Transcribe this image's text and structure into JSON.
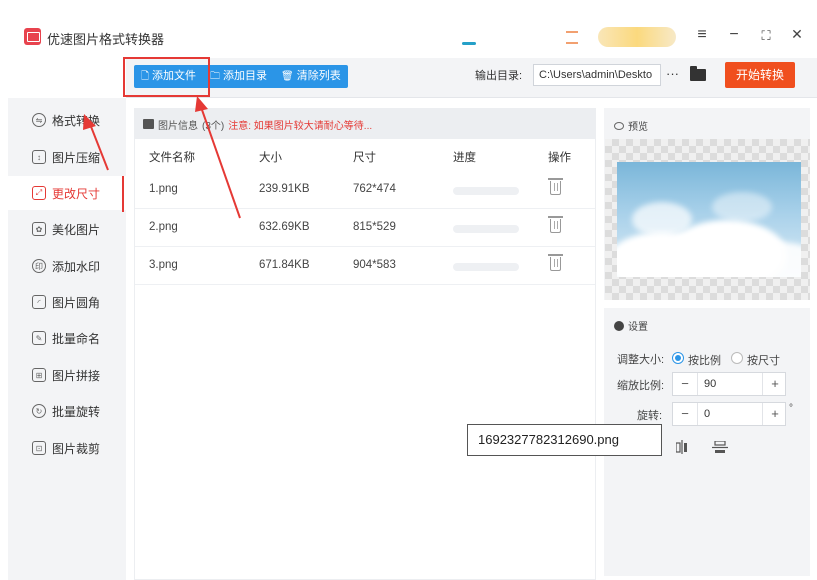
{
  "app": {
    "title": "优速图片格式转换器"
  },
  "window_controls": {
    "menu": "≡",
    "minimize": "−",
    "maximize": "⛶",
    "close": "✕"
  },
  "toolbar": {
    "add_file": "添加文件",
    "add_folder": "添加目录",
    "clear_list": "清除列表",
    "output_label": "输出目录:",
    "output_path": "C:\\Users\\admin\\Deskto",
    "more": "···",
    "start": "开始转换"
  },
  "sidebar": {
    "items": [
      {
        "label": "格式转换",
        "icon": "format-convert-icon",
        "glyph": "⇋"
      },
      {
        "label": "图片压缩",
        "icon": "compress-icon",
        "glyph": "↕"
      },
      {
        "label": "更改尺寸",
        "icon": "resize-icon",
        "glyph": "⤢"
      },
      {
        "label": "美化图片",
        "icon": "beautify-icon",
        "glyph": "✿"
      },
      {
        "label": "添加水印",
        "icon": "watermark-icon",
        "glyph": "印"
      },
      {
        "label": "图片圆角",
        "icon": "round-corner-icon",
        "glyph": "◜"
      },
      {
        "label": "批量命名",
        "icon": "rename-icon",
        "glyph": "✎"
      },
      {
        "label": "图片拼接",
        "icon": "stitch-icon",
        "glyph": "⊞"
      },
      {
        "label": "批量旋转",
        "icon": "rotate-icon",
        "glyph": "↻"
      },
      {
        "label": "图片裁剪",
        "icon": "crop-icon",
        "glyph": "⊡"
      }
    ],
    "active_index": 2
  },
  "file_panel": {
    "info_title": "图片信息",
    "info_count": "(3个)",
    "info_warning": "注意: 如果图片较大请耐心等待...",
    "columns": [
      "文件名称",
      "大小",
      "尺寸",
      "进度",
      "操作"
    ],
    "rows": [
      {
        "name": "1.png",
        "size": "239.91KB",
        "dimensions": "762*474",
        "progress": 0
      },
      {
        "name": "2.png",
        "size": "632.69KB",
        "dimensions": "815*529",
        "progress": 0
      },
      {
        "name": "3.png",
        "size": "671.84KB",
        "dimensions": "904*583",
        "progress": 0
      }
    ]
  },
  "preview": {
    "title": "预览"
  },
  "settings": {
    "title": "设置",
    "resize_label": "调整大小:",
    "by_ratio": "按比例",
    "by_size": "按尺寸",
    "resize_mode": "ratio",
    "scale_label": "缩放比例:",
    "scale_value": "90",
    "rotate_label": "旋转:",
    "rotate_value": "0",
    "degree": "°",
    "minus": "−",
    "plus": "+"
  },
  "tooltip": {
    "text": "1692327782312690.png"
  },
  "colors": {
    "accent_blue": "#2b95e7",
    "start_orange": "#f04f1e",
    "active_red": "#e53935"
  }
}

(Your task): The material above must be printed exactly, with its pictures left out.

(Response for this exercise):
Transcribe this image's text and structure into JSON.
{
  "app": {
    "title": "优速图片格式转换器"
  },
  "window_controls": {
    "menu": "≡",
    "minimize": "−",
    "maximize": "⛶",
    "close": "✕"
  },
  "toolbar": {
    "add_file": "添加文件",
    "add_folder": "添加目录",
    "clear_list": "清除列表",
    "output_label": "输出目录:",
    "output_path": "C:\\Users\\admin\\Deskto",
    "more": "···",
    "start": "开始转换"
  },
  "sidebar": {
    "items": [
      {
        "label": "格式转换",
        "icon": "format-convert-icon",
        "glyph": "⇋"
      },
      {
        "label": "图片压缩",
        "icon": "compress-icon",
        "glyph": "↕"
      },
      {
        "label": "更改尺寸",
        "icon": "resize-icon",
        "glyph": "⤢"
      },
      {
        "label": "美化图片",
        "icon": "beautify-icon",
        "glyph": "✿"
      },
      {
        "label": "添加水印",
        "icon": "watermark-icon",
        "glyph": "印"
      },
      {
        "label": "图片圆角",
        "icon": "round-corner-icon",
        "glyph": "◜"
      },
      {
        "label": "批量命名",
        "icon": "rename-icon",
        "glyph": "✎"
      },
      {
        "label": "图片拼接",
        "icon": "stitch-icon",
        "glyph": "⊞"
      },
      {
        "label": "批量旋转",
        "icon": "rotate-icon",
        "glyph": "↻"
      },
      {
        "label": "图片裁剪",
        "icon": "crop-icon",
        "glyph": "⊡"
      }
    ],
    "active_index": 2
  },
  "file_panel": {
    "info_title": "图片信息",
    "info_count": "(3个)",
    "info_warning": "注意: 如果图片较大请耐心等待...",
    "columns": [
      "文件名称",
      "大小",
      "尺寸",
      "进度",
      "操作"
    ],
    "rows": [
      {
        "name": "1.png",
        "size": "239.91KB",
        "dimensions": "762*474",
        "progress": 0
      },
      {
        "name": "2.png",
        "size": "632.69KB",
        "dimensions": "815*529",
        "progress": 0
      },
      {
        "name": "3.png",
        "size": "671.84KB",
        "dimensions": "904*583",
        "progress": 0
      }
    ]
  },
  "preview": {
    "title": "预览"
  },
  "settings": {
    "title": "设置",
    "resize_label": "调整大小:",
    "by_ratio": "按比例",
    "by_size": "按尺寸",
    "resize_mode": "ratio",
    "scale_label": "缩放比例:",
    "scale_value": "90",
    "rotate_label": "旋转:",
    "rotate_value": "0",
    "degree": "°",
    "minus": "−",
    "plus": "+"
  },
  "tooltip": {
    "text": "1692327782312690.png"
  },
  "colors": {
    "accent_blue": "#2b95e7",
    "start_orange": "#f04f1e",
    "active_red": "#e53935"
  }
}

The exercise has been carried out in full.